→ **Problem statement**
Please set down all the lines beneath this one exactly, without the pictures.

→ **Raw records**
***
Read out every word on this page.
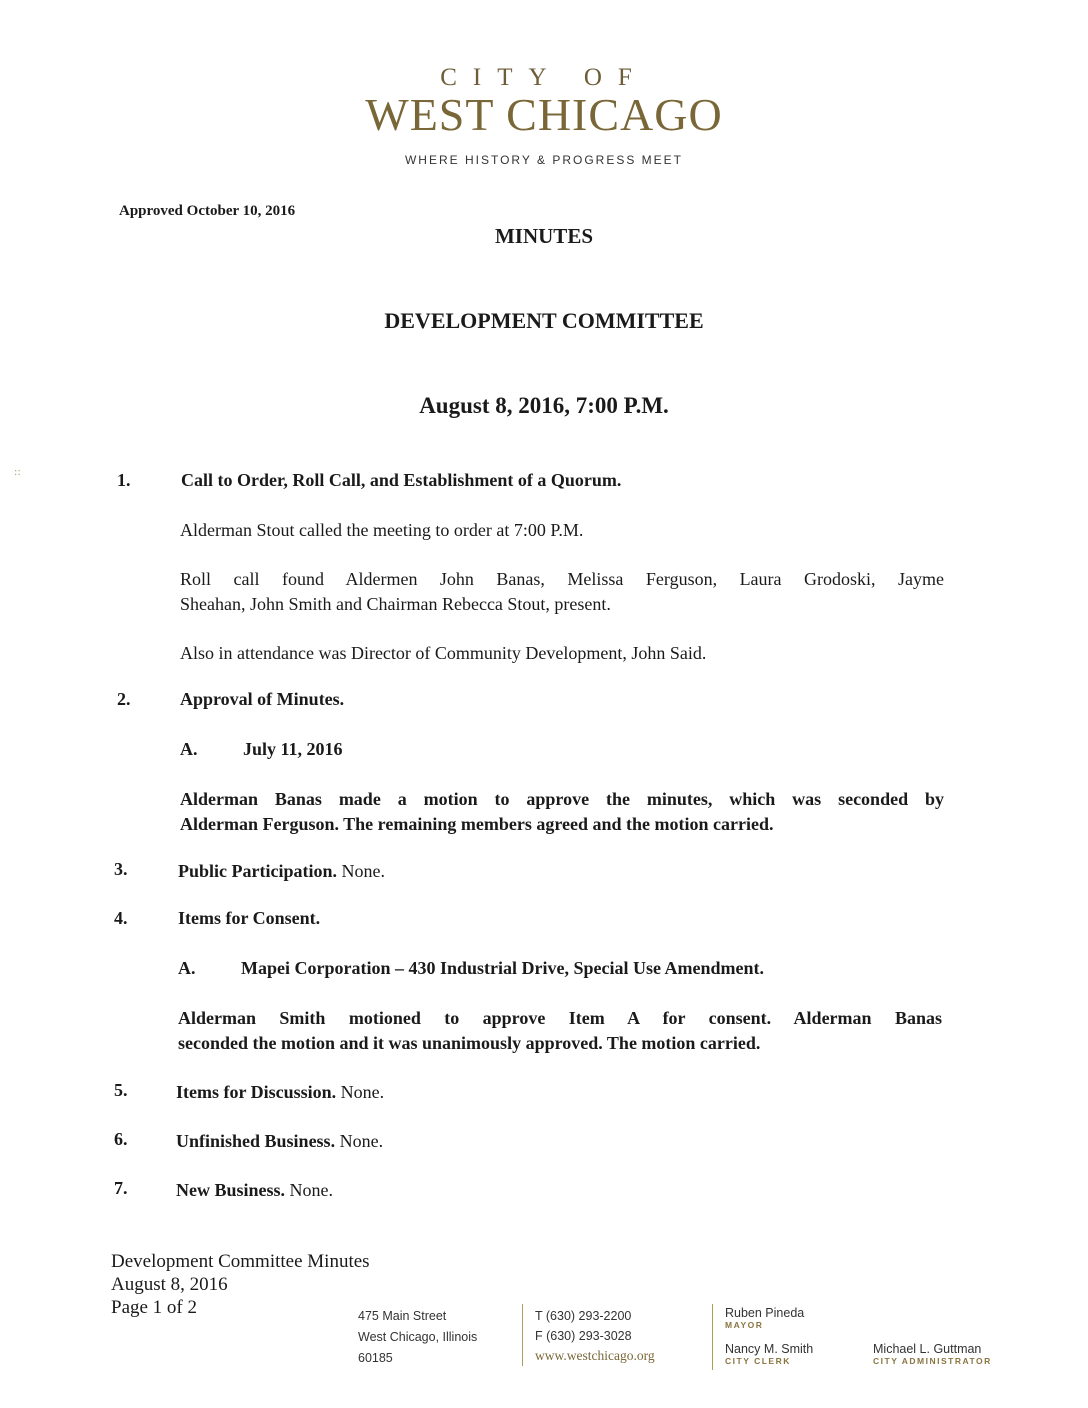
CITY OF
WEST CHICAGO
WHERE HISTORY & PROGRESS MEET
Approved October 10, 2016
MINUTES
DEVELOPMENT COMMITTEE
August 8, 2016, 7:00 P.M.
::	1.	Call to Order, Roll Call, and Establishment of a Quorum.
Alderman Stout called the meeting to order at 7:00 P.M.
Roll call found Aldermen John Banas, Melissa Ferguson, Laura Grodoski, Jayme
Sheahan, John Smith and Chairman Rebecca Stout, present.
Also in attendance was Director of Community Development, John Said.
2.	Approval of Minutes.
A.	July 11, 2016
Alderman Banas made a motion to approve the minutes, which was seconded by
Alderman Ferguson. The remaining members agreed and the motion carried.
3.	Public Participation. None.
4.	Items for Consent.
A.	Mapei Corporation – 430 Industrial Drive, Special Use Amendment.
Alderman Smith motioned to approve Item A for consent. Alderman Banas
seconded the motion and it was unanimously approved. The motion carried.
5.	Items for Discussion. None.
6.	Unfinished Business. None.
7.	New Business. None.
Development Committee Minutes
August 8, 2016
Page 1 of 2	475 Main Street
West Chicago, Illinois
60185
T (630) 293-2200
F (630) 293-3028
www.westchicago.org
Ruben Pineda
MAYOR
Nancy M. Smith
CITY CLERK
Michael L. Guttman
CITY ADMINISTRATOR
***
→ **Full solution**
Read out every word on this page.
CITY OF
WEST CHICAGO
WHERE HISTORY & PROGRESS MEET
Approved October 10, 2016
MINUTES
DEVELOPMENT COMMITTEE
August 8, 2016, 7:00 P.M.
::	1.	Call to Order, Roll Call, and Establishment of a Quorum.
Alderman Stout called the meeting to order at 7:00 P.M.
Roll call found Aldermen John Banas, Melissa Ferguson, Laura Grodoski, Jayme
Sheahan, John Smith and Chairman Rebecca Stout, present.
Also in attendance was Director of Community Development, John Said.
2.	Approval of Minutes.
A.	July 11, 2016
Alderman Banas made a motion to approve the minutes, which was seconded by
Alderman Ferguson. The remaining members agreed and the motion carried.
3.	Public Participation. None.
4.	Items for Consent.
A.	Mapei Corporation – 430 Industrial Drive, Special Use Amendment.
Alderman Smith motioned to approve Item A for consent. Alderman Banas
seconded the motion and it was unanimously approved. The motion carried.
5.	Items for Discussion. None.
6.	Unfinished Business. None.
7.	New Business. None.
Development Committee Minutes
August 8, 2016
Page 1 of 2	475 Main Street
West Chicago, Illinois
60185
T (630) 293-2200
F (630) 293-3028
www.westchicago.org
Ruben Pineda
MAYOR
Nancy M. Smith
CITY CLERK
Michael L. Guttman
CITY ADMINISTRATOR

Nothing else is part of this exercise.